═════ Data in this exercise
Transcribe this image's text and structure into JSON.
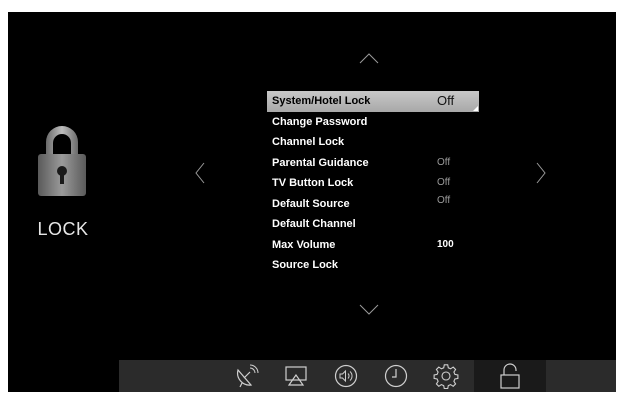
{
  "category": {
    "icon": "padlock-closed-icon",
    "label": "LOCK"
  },
  "navigation": {
    "up": "chevron-up-icon",
    "down": "chevron-down-icon",
    "left": "chevron-left-icon",
    "right": "chevron-right-icon"
  },
  "menu": {
    "items": [
      {
        "label": "System/Hotel Lock",
        "value": "Off",
        "selected": true
      },
      {
        "label": "Change Password",
        "value": ""
      },
      {
        "label": "Channel Lock",
        "value": ""
      },
      {
        "label": "Parental Guidance",
        "value": "Off"
      },
      {
        "label": "TV Button Lock",
        "value": "Off"
      },
      {
        "label": "Default Source",
        "value": "Off"
      },
      {
        "label": "Default Channel",
        "value": ""
      },
      {
        "label": "Max Volume",
        "value": "100"
      },
      {
        "label": "Source Lock",
        "value": ""
      }
    ]
  },
  "bottom_bar": {
    "tabs": [
      {
        "icon": "satellite-dish-icon",
        "active": false
      },
      {
        "icon": "picture-display-icon",
        "active": false
      },
      {
        "icon": "sound-speaker-icon",
        "active": false
      },
      {
        "icon": "clock-icon",
        "active": false
      },
      {
        "icon": "gear-icon",
        "active": false
      },
      {
        "icon": "padlock-open-icon",
        "active": true
      }
    ]
  },
  "colors": {
    "background": "#000000",
    "highlight": "#b8b8b8",
    "text": "#ffffff",
    "muted_value": "#9a9a9a",
    "bar": "#2b2b2b"
  }
}
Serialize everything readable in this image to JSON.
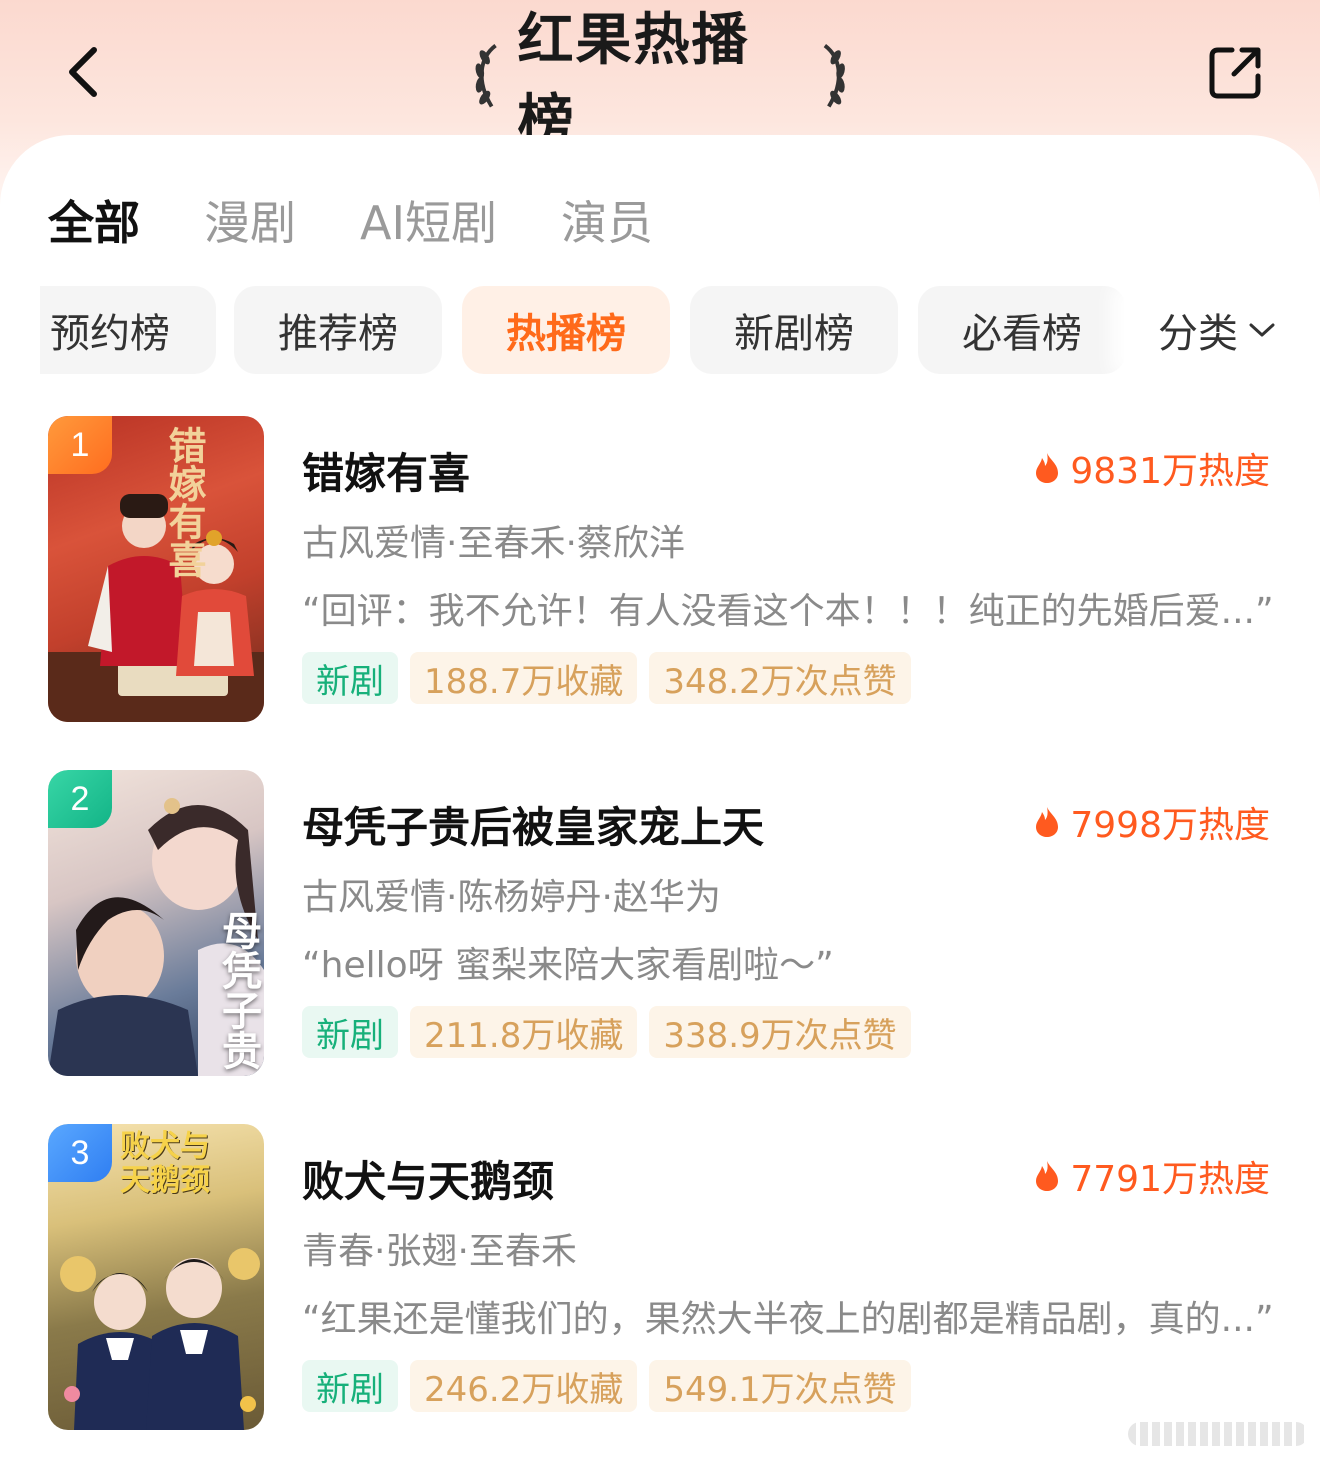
{
  "header": {
    "title": "红果热播榜",
    "back_icon": "chevron-left-icon",
    "share_icon": "share-icon"
  },
  "tabs": [
    {
      "label": "全部",
      "active": true
    },
    {
      "label": "漫剧",
      "active": false
    },
    {
      "label": "AI短剧",
      "active": false
    },
    {
      "label": "演员",
      "active": false
    }
  ],
  "chips": [
    {
      "label": "预约榜",
      "active": false
    },
    {
      "label": "推荐榜",
      "active": false
    },
    {
      "label": "热播榜",
      "active": true
    },
    {
      "label": "新剧榜",
      "active": false
    },
    {
      "label": "必看榜",
      "active": false
    }
  ],
  "filter": {
    "label": "分类",
    "icon": "chevron-down-icon"
  },
  "colors": {
    "accent": "#ff5a1f",
    "new_tag": "#17b07a",
    "stat_tag": "#d7a15c"
  },
  "list": [
    {
      "rank": "1",
      "title": "错嫁有喜",
      "heat": "9831万热度",
      "meta": "古风爱情·至春禾·蔡欣洋",
      "quote": "“回评：我不允许！有人没看这个本！！！纯正的先婚后爱...”",
      "tags": [
        "新剧",
        "188.7万收藏",
        "348.2万次点赞"
      ],
      "poster_text": "错嫁有喜"
    },
    {
      "rank": "2",
      "title": "母凭子贵后被皇家宠上天",
      "heat": "7998万热度",
      "meta": "古风爱情·陈杨婷丹·赵华为",
      "quote": "“hello呀 蜜梨来陪大家看剧啦～”",
      "tags": [
        "新剧",
        "211.8万收藏",
        "338.9万次点赞"
      ],
      "poster_text": "母凭子贵"
    },
    {
      "rank": "3",
      "title": "败犬与天鹅颈",
      "heat": "7791万热度",
      "meta": "青春·张翅·至春禾",
      "quote": "“红果还是懂我们的，果然大半夜上的剧都是精品剧，真的...”",
      "tags": [
        "新剧",
        "246.2万收藏",
        "549.1万次点赞"
      ],
      "poster_text": "败犬与天鹅颈"
    }
  ]
}
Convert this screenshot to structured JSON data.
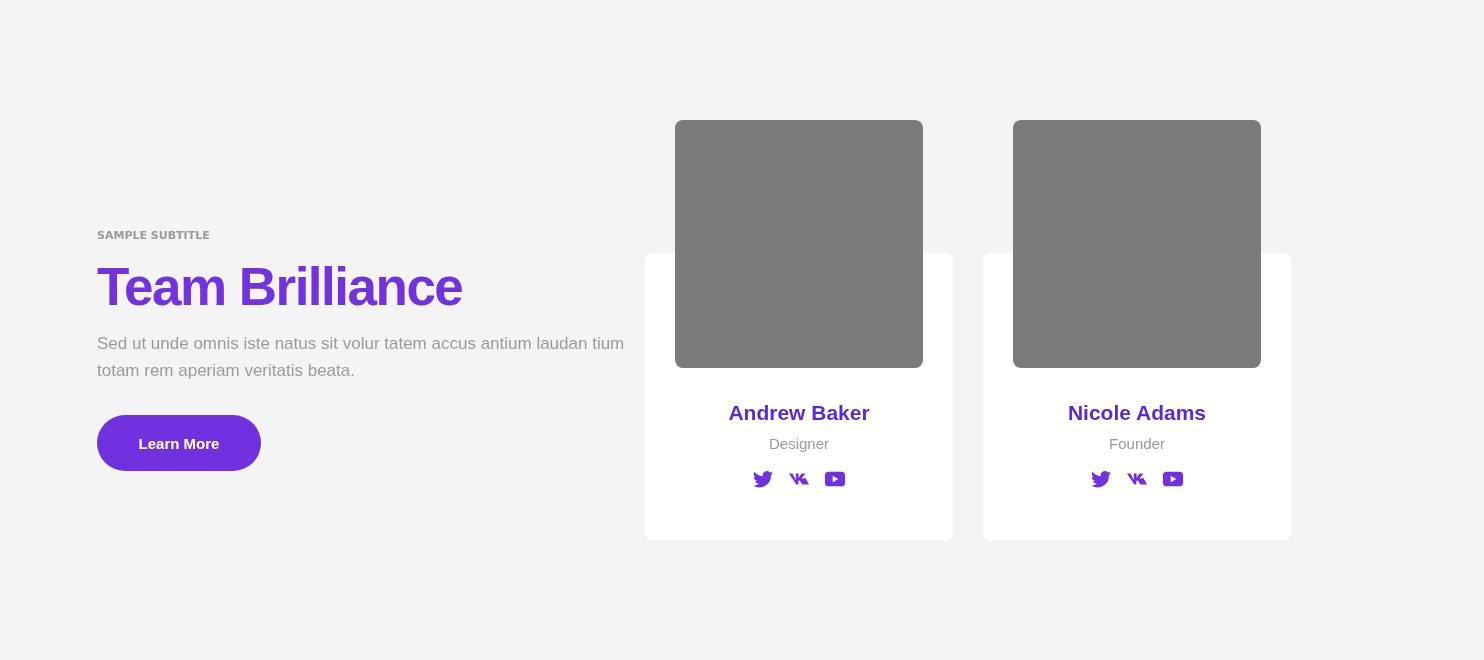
{
  "intro": {
    "subtitle": "SAMPLE SUBTITLE",
    "title": "Team Brilliance",
    "text": "Sed ut unde omnis iste natus sit volur tatem accus antium laudan tium totam rem aperiam veritatis beata.",
    "button": "Learn More"
  },
  "members": [
    {
      "photo": {
        "kind": "placeholder"
      },
      "name": "Andrew Baker",
      "role": "Designer",
      "socials": [
        {
          "kind": "bird"
        },
        {
          "kind": "vk"
        },
        {
          "kind": "play"
        }
      ]
    },
    {
      "photo": {
        "kind": "placeholder"
      },
      "name": "Nicole Adams",
      "role": "Founder",
      "socials": [
        {
          "kind": "bird"
        },
        {
          "kind": "vk"
        },
        {
          "kind": "play"
        }
      ]
    }
  ]
}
══════════
» **Your objective**:
The records above should be reproduced exactly, with no pictures included.

» **Exercise answer**:
Transcribe this image's text and structure into JSON.
{
  "category": {
    "icon": "padlock-closed-icon",
    "label": "LOCK"
  },
  "navigation": {
    "up": "chevron-up-icon",
    "down": "chevron-down-icon",
    "left": "chevron-left-icon",
    "right": "chevron-right-icon"
  },
  "menu": {
    "items": [
      {
        "label": "System/Hotel Lock",
        "value": "Off",
        "selected": true
      },
      {
        "label": "Change Password",
        "value": ""
      },
      {
        "label": "Channel Lock",
        "value": ""
      },
      {
        "label": "Parental Guidance",
        "value": "Off"
      },
      {
        "label": "TV Button Lock",
        "value": "Off"
      },
      {
        "label": "Default Source",
        "value": "Off"
      },
      {
        "label": "Default Channel",
        "value": ""
      },
      {
        "label": "Max Volume",
        "value": "100"
      },
      {
        "label": "Source Lock",
        "value": ""
      }
    ]
  },
  "bottom_bar": {
    "tabs": [
      {
        "icon": "satellite-dish-icon",
        "active": false
      },
      {
        "icon": "picture-display-icon",
        "active": false
      },
      {
        "icon": "sound-speaker-icon",
        "active": false
      },
      {
        "icon": "clock-icon",
        "active": false
      },
      {
        "icon": "gear-icon",
        "active": false
      },
      {
        "icon": "padlock-open-icon",
        "active": true
      }
    ]
  },
  "colors": {
    "background": "#000000",
    "highlight": "#b8b8b8",
    "text": "#ffffff",
    "muted_value": "#9a9a9a",
    "bar": "#2b2b2b"
  }
}
Serialize everything readable in this image to JSON.
{
  "header": {
    "title": "红果热播榜",
    "back_icon": "chevron-left-icon",
    "share_icon": "share-icon"
  },
  "tabs": [
    {
      "label": "全部",
      "active": true
    },
    {
      "label": "漫剧",
      "active": false
    },
    {
      "label": "AI短剧",
      "active": false
    },
    {
      "label": "演员",
      "active": false
    }
  ],
  "chips": [
    {
      "label": "预约榜",
      "active": false
    },
    {
      "label": "推荐榜",
      "active": false
    },
    {
      "label": "热播榜",
      "active": true
    },
    {
      "label": "新剧榜",
      "active": false
    },
    {
      "label": "必看榜",
      "active": false
    }
  ],
  "filter": {
    "label": "分类",
    "icon": "chevron-down-icon"
  },
  "colors": {
    "accent": "#ff5a1f",
    "new_tag": "#17b07a",
    "stat_tag": "#d7a15c"
  },
  "list": [
    {
      "rank": "1",
      "title": "错嫁有喜",
      "heat": "9831万热度",
      "meta": "古风爱情·至春禾·蔡欣洋",
      "quote": "“回评：我不允许！有人没看这个本！！！纯正的先婚后爱...”",
      "tags": [
        "新剧",
        "188.7万收藏",
        "348.2万次点赞"
      ],
      "poster_text": "错嫁有喜"
    },
    {
      "rank": "2",
      "title": "母凭子贵后被皇家宠上天",
      "heat": "7998万热度",
      "meta": "古风爱情·陈杨婷丹·赵华为",
      "quote": "“hello呀 蜜梨来陪大家看剧啦～”",
      "tags": [
        "新剧",
        "211.8万收藏",
        "338.9万次点赞"
      ],
      "poster_text": "母凭子贵"
    },
    {
      "rank": "3",
      "title": "败犬与天鹅颈",
      "heat": "7791万热度",
      "meta": "青春·张翅·至春禾",
      "quote": "“红果还是懂我们的，果然大半夜上的剧都是精品剧，真的...”",
      "tags": [
        "新剧",
        "246.2万收藏",
        "549.1万次点赞"
      ],
      "poster_text": "败犬与天鹅颈"
    }
  ]
}
Convert this screenshot to structured JSON data.
{
  "intro": {
    "subtitle": "SAMPLE SUBTITLE",
    "title": "Team Brilliance",
    "text": "Sed ut unde omnis iste natus sit volur tatem accus antium laudan tium totam rem aperiam veritatis beata.",
    "button": "Learn More"
  },
  "members": [
    {
      "photo": {
        "kind": "placeholder"
      },
      "name": "Andrew Baker",
      "role": "Designer",
      "socials": [
        {
          "kind": "bird"
        },
        {
          "kind": "vk"
        },
        {
          "kind": "play"
        }
      ]
    },
    {
      "photo": {
        "kind": "placeholder"
      },
      "name": "Nicole Adams",
      "role": "Founder",
      "socials": [
        {
          "kind": "bird"
        },
        {
          "kind": "vk"
        },
        {
          "kind": "play"
        }
      ]
    }
  ]
}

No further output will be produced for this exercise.